## Start
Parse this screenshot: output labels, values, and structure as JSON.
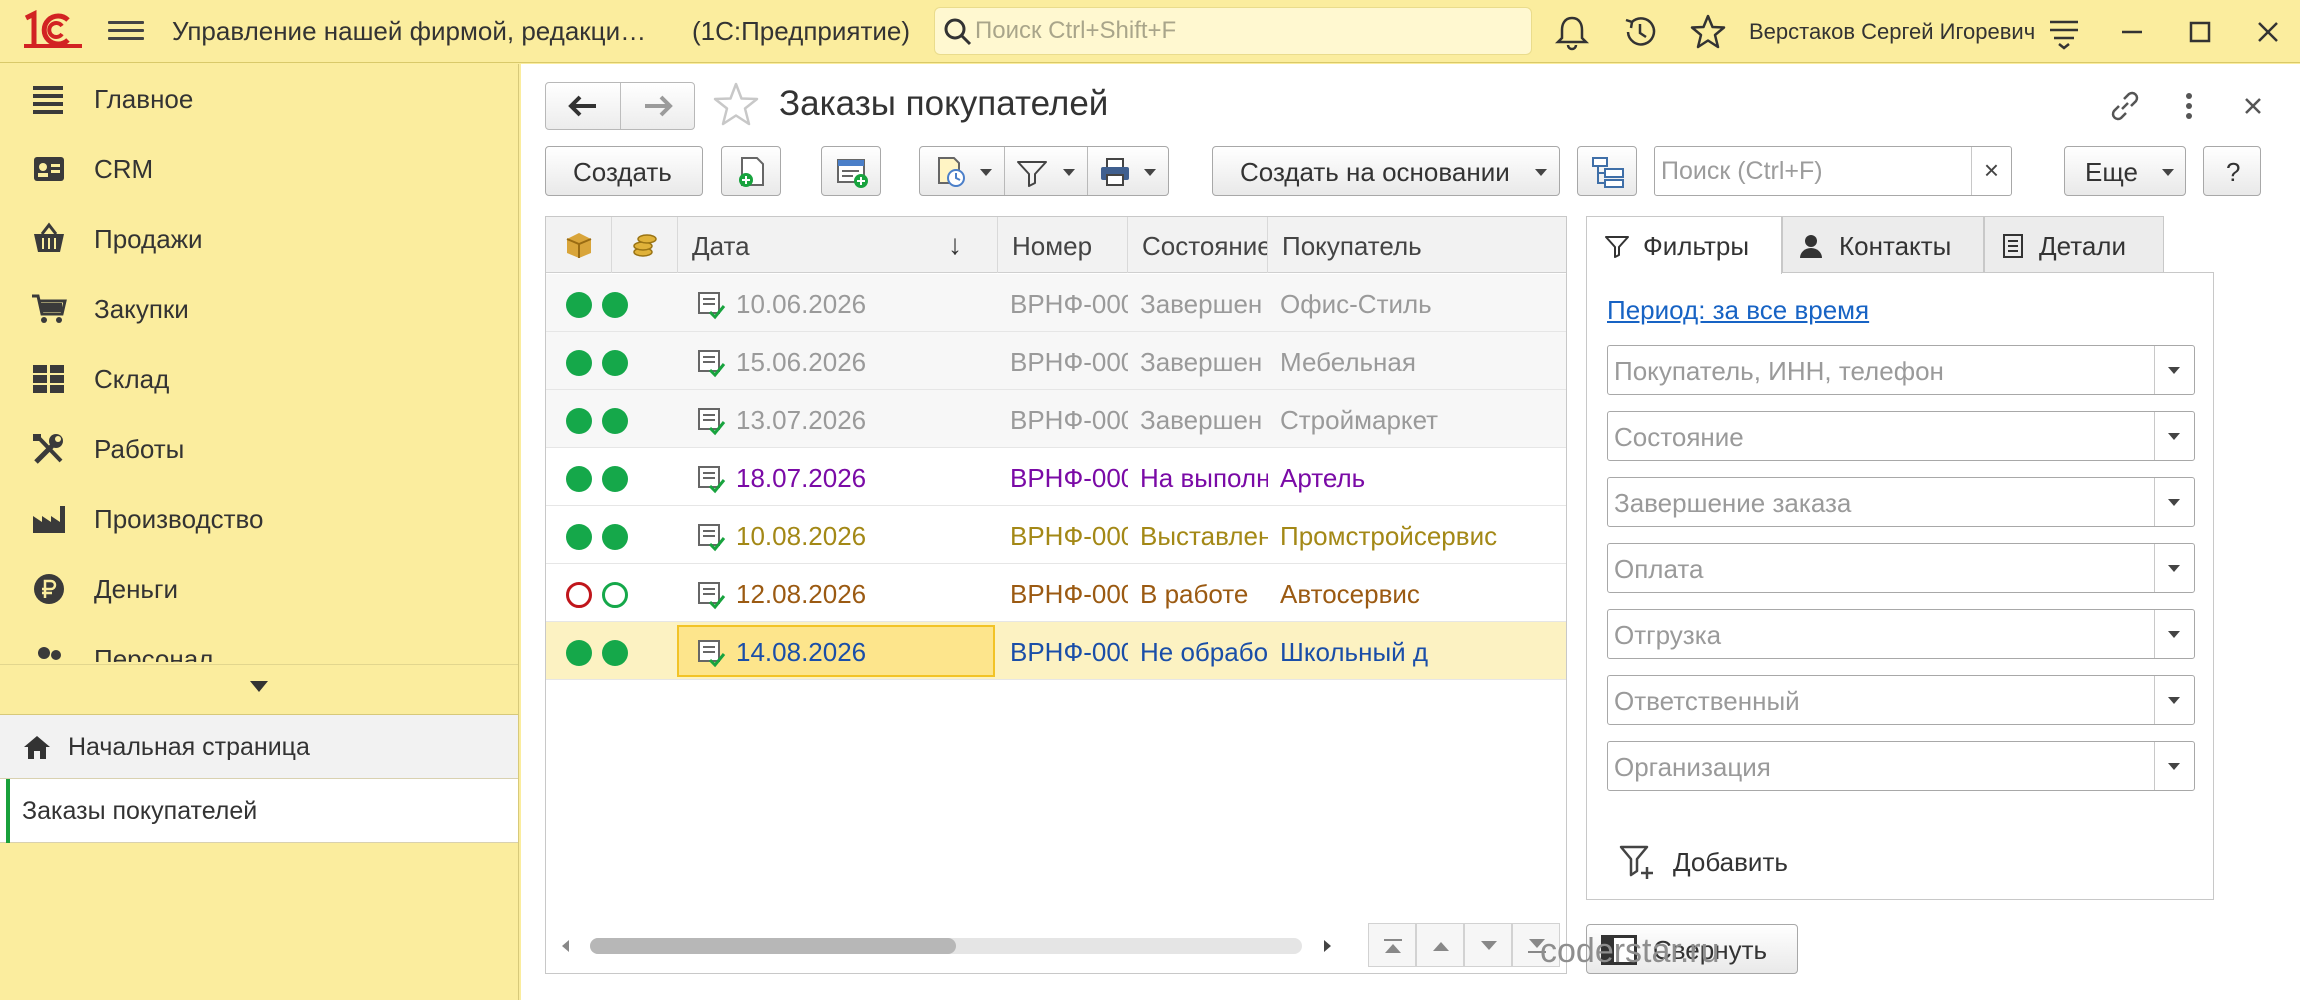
{
  "app": {
    "logo_text": "1С",
    "title": "Управление нашей фирмой, редакци…",
    "platform": "(1С:Предприятие)",
    "search_placeholder": "Поиск Ctrl+Shift+F",
    "user": "Верстаков Сергей Игоревич"
  },
  "sidebar": {
    "items": [
      {
        "label": "Главное",
        "icon": "list-lines-icon"
      },
      {
        "label": "CRM",
        "icon": "contact-card-icon"
      },
      {
        "label": "Продажи",
        "icon": "store-basket-icon"
      },
      {
        "label": "Закупки",
        "icon": "shopping-cart-icon"
      },
      {
        "label": "Склад",
        "icon": "warehouse-grid-icon"
      },
      {
        "label": "Работы",
        "icon": "tools-icon"
      },
      {
        "label": "Производство",
        "icon": "factory-icon"
      },
      {
        "label": "Деньги",
        "icon": "ruble-coin-icon"
      },
      {
        "label": "Персонал",
        "icon": "people-icon"
      }
    ],
    "open_pages": [
      {
        "label": "Начальная страница",
        "icon": "home-icon",
        "active": false
      },
      {
        "label": "Заказы покупателей",
        "active": true
      }
    ]
  },
  "form": {
    "title": "Заказы покупателей",
    "toolbar": {
      "create": "Создать",
      "create_based_on": "Создать на основании",
      "search_placeholder": "Поиск (Ctrl+F)",
      "search_clear": "×",
      "more": "Еще",
      "help": "?"
    },
    "table": {
      "columns": [
        "",
        "",
        "Дата",
        "Номер",
        "Состояние",
        "Покупатель"
      ],
      "sort_indicator": "↓",
      "rows": [
        {
          "status1": "filled",
          "status2": "filled",
          "date": "10.06.2026",
          "number": "ВРНФ-000…",
          "state": "Завершен",
          "customer": "Офис-Стиль",
          "color": "#9a9a9a"
        },
        {
          "status1": "filled",
          "status2": "filled",
          "date": "15.06.2026",
          "number": "ВРНФ-000…",
          "state": "Завершен",
          "customer": "Мебельная",
          "color": "#9a9a9a"
        },
        {
          "status1": "filled",
          "status2": "filled",
          "date": "13.07.2026",
          "number": "ВРНФ-000…",
          "state": "Завершен",
          "customer": "Строймаркет",
          "color": "#9a9a9a"
        },
        {
          "status1": "filled",
          "status2": "filled",
          "date": "18.07.2026",
          "number": "ВРНФ-000…",
          "state": "На выполн…",
          "customer": "Артель",
          "color": "#7a0aa6"
        },
        {
          "status1": "filled",
          "status2": "filled",
          "date": "10.08.2026",
          "number": "ВРНФ-000…",
          "state": "Выставлен …",
          "customer": "Промстройсервис",
          "color": "#a38816"
        },
        {
          "status1": "ring-red",
          "status2": "ring-green",
          "date": "12.08.2026",
          "number": "ВРНФ-000…",
          "state": "В работе",
          "customer": "Автосервис",
          "color": "#9b5a12"
        },
        {
          "status1": "filled",
          "status2": "filled",
          "date": "14.08.2026",
          "number": "ВРНФ-000…",
          "state": "Не обработ…",
          "customer": "Школьный д",
          "color": "#1a4ea8",
          "selected": true
        }
      ]
    },
    "filters": {
      "tabs": [
        "Фильтры",
        "Контакты",
        "Детали"
      ],
      "active_tab": 0,
      "period": "Период: за все время",
      "fields": [
        "Покупатель, ИНН, телефон",
        "Состояние",
        "Завершение заказа",
        "Оплата",
        "Отгрузка",
        "Ответственный",
        "Организация"
      ],
      "add": "Добавить",
      "collapse": "Свернуть"
    }
  },
  "watermark": "coderstar.ru",
  "colors": {
    "panel_yellow": "#fbed9e",
    "status_green": "#15a84a",
    "status_red": "#c0161b",
    "link_blue": "#1763c4",
    "selection": "#fde58c"
  }
}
## End
**EXERCISE TASK:**
Every record above must be given again exactly; drop the pictures.

**RESPONSE TO THE TASK:**
Parse this screenshot: output labels, values, and structure as JSON.
{
  "app": {
    "logo_text": "1С",
    "title": "Управление нашей фирмой, редакци…",
    "platform": "(1С:Предприятие)",
    "search_placeholder": "Поиск Ctrl+Shift+F",
    "user": "Верстаков Сергей Игоревич"
  },
  "sidebar": {
    "items": [
      {
        "label": "Главное",
        "icon": "list-lines-icon"
      },
      {
        "label": "CRM",
        "icon": "contact-card-icon"
      },
      {
        "label": "Продажи",
        "icon": "store-basket-icon"
      },
      {
        "label": "Закупки",
        "icon": "shopping-cart-icon"
      },
      {
        "label": "Склад",
        "icon": "warehouse-grid-icon"
      },
      {
        "label": "Работы",
        "icon": "tools-icon"
      },
      {
        "label": "Производство",
        "icon": "factory-icon"
      },
      {
        "label": "Деньги",
        "icon": "ruble-coin-icon"
      },
      {
        "label": "Персонал",
        "icon": "people-icon"
      }
    ],
    "open_pages": [
      {
        "label": "Начальная страница",
        "icon": "home-icon",
        "active": false
      },
      {
        "label": "Заказы покупателей",
        "active": true
      }
    ]
  },
  "form": {
    "title": "Заказы покупателей",
    "toolbar": {
      "create": "Создать",
      "create_based_on": "Создать на основании",
      "search_placeholder": "Поиск (Ctrl+F)",
      "search_clear": "×",
      "more": "Еще",
      "help": "?"
    },
    "table": {
      "columns": [
        "",
        "",
        "Дата",
        "Номер",
        "Состояние",
        "Покупатель"
      ],
      "sort_indicator": "↓",
      "rows": [
        {
          "status1": "filled",
          "status2": "filled",
          "date": "10.06.2026",
          "number": "ВРНФ-000…",
          "state": "Завершен",
          "customer": "Офис-Стиль",
          "color": "#9a9a9a"
        },
        {
          "status1": "filled",
          "status2": "filled",
          "date": "15.06.2026",
          "number": "ВРНФ-000…",
          "state": "Завершен",
          "customer": "Мебельная",
          "color": "#9a9a9a"
        },
        {
          "status1": "filled",
          "status2": "filled",
          "date": "13.07.2026",
          "number": "ВРНФ-000…",
          "state": "Завершен",
          "customer": "Строймаркет",
          "color": "#9a9a9a"
        },
        {
          "status1": "filled",
          "status2": "filled",
          "date": "18.07.2026",
          "number": "ВРНФ-000…",
          "state": "На выполн…",
          "customer": "Артель",
          "color": "#7a0aa6"
        },
        {
          "status1": "filled",
          "status2": "filled",
          "date": "10.08.2026",
          "number": "ВРНФ-000…",
          "state": "Выставлен …",
          "customer": "Промстройсервис",
          "color": "#a38816"
        },
        {
          "status1": "ring-red",
          "status2": "ring-green",
          "date": "12.08.2026",
          "number": "ВРНФ-000…",
          "state": "В работе",
          "customer": "Автосервис",
          "color": "#9b5a12"
        },
        {
          "status1": "filled",
          "status2": "filled",
          "date": "14.08.2026",
          "number": "ВРНФ-000…",
          "state": "Не обработ…",
          "customer": "Школьный д",
          "color": "#1a4ea8",
          "selected": true
        }
      ]
    },
    "filters": {
      "tabs": [
        "Фильтры",
        "Контакты",
        "Детали"
      ],
      "active_tab": 0,
      "period": "Период: за все время",
      "fields": [
        "Покупатель, ИНН, телефон",
        "Состояние",
        "Завершение заказа",
        "Оплата",
        "Отгрузка",
        "Ответственный",
        "Организация"
      ],
      "add": "Добавить",
      "collapse": "Свернуть"
    }
  },
  "watermark": "coderstar.ru",
  "colors": {
    "panel_yellow": "#fbed9e",
    "status_green": "#15a84a",
    "status_red": "#c0161b",
    "link_blue": "#1763c4",
    "selection": "#fde58c"
  }
}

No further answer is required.